Start of Block

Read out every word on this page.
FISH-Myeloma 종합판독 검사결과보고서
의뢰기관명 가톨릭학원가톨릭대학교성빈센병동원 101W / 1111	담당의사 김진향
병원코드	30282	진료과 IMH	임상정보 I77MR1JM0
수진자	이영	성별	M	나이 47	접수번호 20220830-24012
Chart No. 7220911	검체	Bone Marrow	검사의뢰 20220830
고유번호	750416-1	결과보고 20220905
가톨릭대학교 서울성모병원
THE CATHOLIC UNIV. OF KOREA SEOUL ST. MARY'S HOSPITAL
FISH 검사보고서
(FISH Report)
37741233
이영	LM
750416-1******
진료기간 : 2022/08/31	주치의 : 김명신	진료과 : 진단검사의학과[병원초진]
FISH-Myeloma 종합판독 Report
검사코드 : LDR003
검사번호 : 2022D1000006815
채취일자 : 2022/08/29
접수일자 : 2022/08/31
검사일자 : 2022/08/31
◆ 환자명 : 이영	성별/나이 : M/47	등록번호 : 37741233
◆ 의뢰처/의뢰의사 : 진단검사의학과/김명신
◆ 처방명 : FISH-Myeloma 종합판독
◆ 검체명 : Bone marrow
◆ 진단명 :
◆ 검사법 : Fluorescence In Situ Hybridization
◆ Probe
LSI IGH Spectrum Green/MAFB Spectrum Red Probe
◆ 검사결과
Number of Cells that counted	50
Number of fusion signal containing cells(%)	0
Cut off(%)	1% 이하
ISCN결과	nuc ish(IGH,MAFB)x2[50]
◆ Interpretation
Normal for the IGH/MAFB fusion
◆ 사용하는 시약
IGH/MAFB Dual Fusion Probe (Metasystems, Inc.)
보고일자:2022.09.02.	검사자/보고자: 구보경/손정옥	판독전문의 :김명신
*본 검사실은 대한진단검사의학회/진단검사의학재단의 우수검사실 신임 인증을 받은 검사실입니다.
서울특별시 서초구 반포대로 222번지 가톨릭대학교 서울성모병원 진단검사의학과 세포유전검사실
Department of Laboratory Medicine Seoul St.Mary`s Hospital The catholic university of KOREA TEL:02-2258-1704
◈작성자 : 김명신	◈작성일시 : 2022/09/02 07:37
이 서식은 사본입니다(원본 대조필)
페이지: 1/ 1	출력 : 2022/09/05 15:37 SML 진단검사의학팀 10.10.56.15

End of Block

**Task to carry out**
Print every line of the listing exactly.

**Your response**
Read out every word on this page.
FISH-Myeloma 종합판독 검사결과보고서
의뢰기관명 가톨릭학원가톨릭대학교성빈센병동원 101W / 1111	담당의사 김진향
병원코드	30282	진료과 IMH	임상정보 I77MR1JM0
수진자	이영	성별	M	나이 47	접수번호 20220830-24012
Chart No. 7220911	검체	Bone Marrow	검사의뢰 20220830
고유번호	750416-1	결과보고 20220905
가톨릭대학교 서울성모병원
THE CATHOLIC UNIV. OF KOREA SEOUL ST. MARY'S HOSPITAL
FISH 검사보고서
(FISH Report)
37741233
이영	LM
750416-1******
진료기간 : 2022/08/31	주치의 : 김명신	진료과 : 진단검사의학과[병원초진]
FISH-Myeloma 종합판독 Report
검사코드 : LDR003
검사번호 : 2022D1000006815
채취일자 : 2022/08/29
접수일자 : 2022/08/31
검사일자 : 2022/08/31
◆ 환자명 : 이영	성별/나이 : M/47	등록번호 : 37741233
◆ 의뢰처/의뢰의사 : 진단검사의학과/김명신
◆ 처방명 : FISH-Myeloma 종합판독
◆ 검체명 : Bone marrow
◆ 진단명 :
◆ 검사법 : Fluorescence In Situ Hybridization
◆ Probe
LSI IGH Spectrum Green/MAFB Spectrum Red Probe
◆ 검사결과
Number of Cells that counted	50
Number of fusion signal containing cells(%)	0
Cut off(%)	1% 이하
ISCN결과	nuc ish(IGH,MAFB)x2[50]
◆ Interpretation
Normal for the IGH/MAFB fusion
◆ 사용하는 시약
IGH/MAFB Dual Fusion Probe (Metasystems, Inc.)
보고일자:2022.09.02.	검사자/보고자: 구보경/손정옥	판독전문의 :김명신
*본 검사실은 대한진단검사의학회/진단검사의학재단의 우수검사실 신임 인증을 받은 검사실입니다.
서울특별시 서초구 반포대로 222번지 가톨릭대학교 서울성모병원 진단검사의학과 세포유전검사실
Department of Laboratory Medicine Seoul St.Mary`s Hospital The catholic university of KOREA TEL:02-2258-1704
◈작성자 : 김명신	◈작성일시 : 2022/09/02 07:37
이 서식은 사본입니다(원본 대조필)
페이지: 1/ 1	출력 : 2022/09/05 15:37 SML 진단검사의학팀 10.10.56.15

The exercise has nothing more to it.